[Recorded data]

________________________________________

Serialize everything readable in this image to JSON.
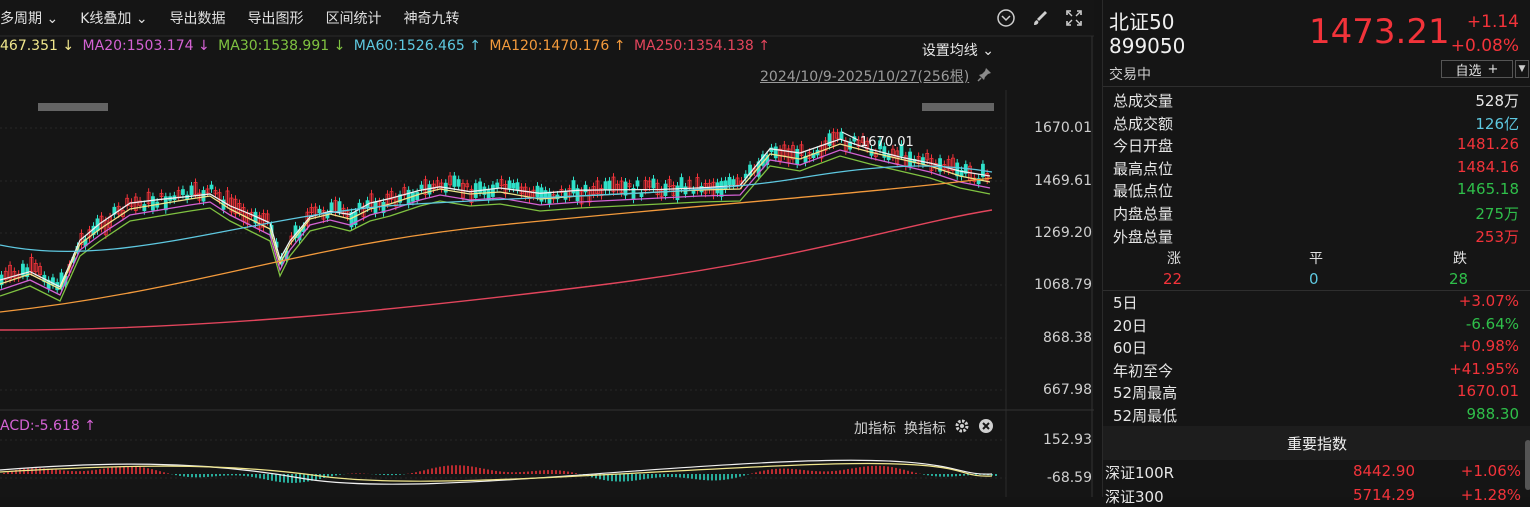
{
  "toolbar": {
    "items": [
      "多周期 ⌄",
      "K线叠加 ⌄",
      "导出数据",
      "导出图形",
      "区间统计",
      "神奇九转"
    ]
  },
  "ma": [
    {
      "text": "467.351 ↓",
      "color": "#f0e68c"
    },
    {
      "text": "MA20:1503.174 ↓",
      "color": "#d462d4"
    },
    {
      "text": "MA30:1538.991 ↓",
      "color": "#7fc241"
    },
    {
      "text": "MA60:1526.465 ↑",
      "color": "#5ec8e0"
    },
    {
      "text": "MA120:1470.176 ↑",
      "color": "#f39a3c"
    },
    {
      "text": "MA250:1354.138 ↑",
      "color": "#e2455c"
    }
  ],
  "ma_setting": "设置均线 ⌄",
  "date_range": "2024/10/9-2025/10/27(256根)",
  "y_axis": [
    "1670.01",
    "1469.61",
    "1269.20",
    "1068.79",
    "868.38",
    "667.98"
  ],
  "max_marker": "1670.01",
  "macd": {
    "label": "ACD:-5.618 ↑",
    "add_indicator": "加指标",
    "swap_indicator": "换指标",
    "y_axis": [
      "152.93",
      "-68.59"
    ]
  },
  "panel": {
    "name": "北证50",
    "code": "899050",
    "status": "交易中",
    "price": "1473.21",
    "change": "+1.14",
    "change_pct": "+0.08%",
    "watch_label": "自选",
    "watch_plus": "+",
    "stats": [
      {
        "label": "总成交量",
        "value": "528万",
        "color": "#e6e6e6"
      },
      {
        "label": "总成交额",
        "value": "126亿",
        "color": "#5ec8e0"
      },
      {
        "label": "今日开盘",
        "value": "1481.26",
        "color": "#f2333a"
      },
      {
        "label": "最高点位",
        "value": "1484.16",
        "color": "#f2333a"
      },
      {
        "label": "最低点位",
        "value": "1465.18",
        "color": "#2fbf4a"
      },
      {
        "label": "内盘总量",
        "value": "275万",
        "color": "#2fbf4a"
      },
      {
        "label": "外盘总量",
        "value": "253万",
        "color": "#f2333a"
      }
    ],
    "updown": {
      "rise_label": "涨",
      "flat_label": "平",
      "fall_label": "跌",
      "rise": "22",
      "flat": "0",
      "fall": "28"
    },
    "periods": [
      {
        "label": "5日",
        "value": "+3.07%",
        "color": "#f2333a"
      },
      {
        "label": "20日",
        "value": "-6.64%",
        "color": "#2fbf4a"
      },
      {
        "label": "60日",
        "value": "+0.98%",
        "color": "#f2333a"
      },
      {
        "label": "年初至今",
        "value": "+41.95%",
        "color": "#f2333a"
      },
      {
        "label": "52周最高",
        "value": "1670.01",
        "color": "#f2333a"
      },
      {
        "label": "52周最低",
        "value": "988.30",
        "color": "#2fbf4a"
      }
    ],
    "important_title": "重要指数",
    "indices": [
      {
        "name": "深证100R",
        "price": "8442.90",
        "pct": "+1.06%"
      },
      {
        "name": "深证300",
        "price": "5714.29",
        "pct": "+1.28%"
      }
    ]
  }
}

________________________________________

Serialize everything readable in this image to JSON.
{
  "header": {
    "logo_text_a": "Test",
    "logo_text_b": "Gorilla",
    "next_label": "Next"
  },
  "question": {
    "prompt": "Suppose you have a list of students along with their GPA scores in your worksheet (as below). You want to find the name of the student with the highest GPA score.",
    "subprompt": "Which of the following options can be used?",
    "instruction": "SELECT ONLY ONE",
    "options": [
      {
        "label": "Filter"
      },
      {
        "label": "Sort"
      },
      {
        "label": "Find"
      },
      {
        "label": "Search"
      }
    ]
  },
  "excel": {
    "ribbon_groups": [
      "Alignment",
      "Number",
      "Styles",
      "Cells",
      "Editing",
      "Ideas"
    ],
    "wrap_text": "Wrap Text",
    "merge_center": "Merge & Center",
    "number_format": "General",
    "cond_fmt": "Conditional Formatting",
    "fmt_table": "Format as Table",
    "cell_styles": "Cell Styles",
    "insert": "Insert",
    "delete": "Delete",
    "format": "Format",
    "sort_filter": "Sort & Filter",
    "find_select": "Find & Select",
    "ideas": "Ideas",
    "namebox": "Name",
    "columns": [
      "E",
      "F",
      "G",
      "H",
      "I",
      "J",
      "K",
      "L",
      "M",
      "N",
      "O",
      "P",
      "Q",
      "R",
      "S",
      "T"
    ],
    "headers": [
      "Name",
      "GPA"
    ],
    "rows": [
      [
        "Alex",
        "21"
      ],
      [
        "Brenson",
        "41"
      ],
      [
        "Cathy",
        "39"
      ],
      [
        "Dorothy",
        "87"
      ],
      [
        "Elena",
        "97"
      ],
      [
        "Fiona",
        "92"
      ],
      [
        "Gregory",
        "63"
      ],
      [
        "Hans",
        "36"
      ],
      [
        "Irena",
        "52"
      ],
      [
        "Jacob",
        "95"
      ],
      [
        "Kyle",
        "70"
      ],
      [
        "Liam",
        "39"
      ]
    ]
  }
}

________________________________________

Determine how many lines include the word "options" and report that number by itself.

2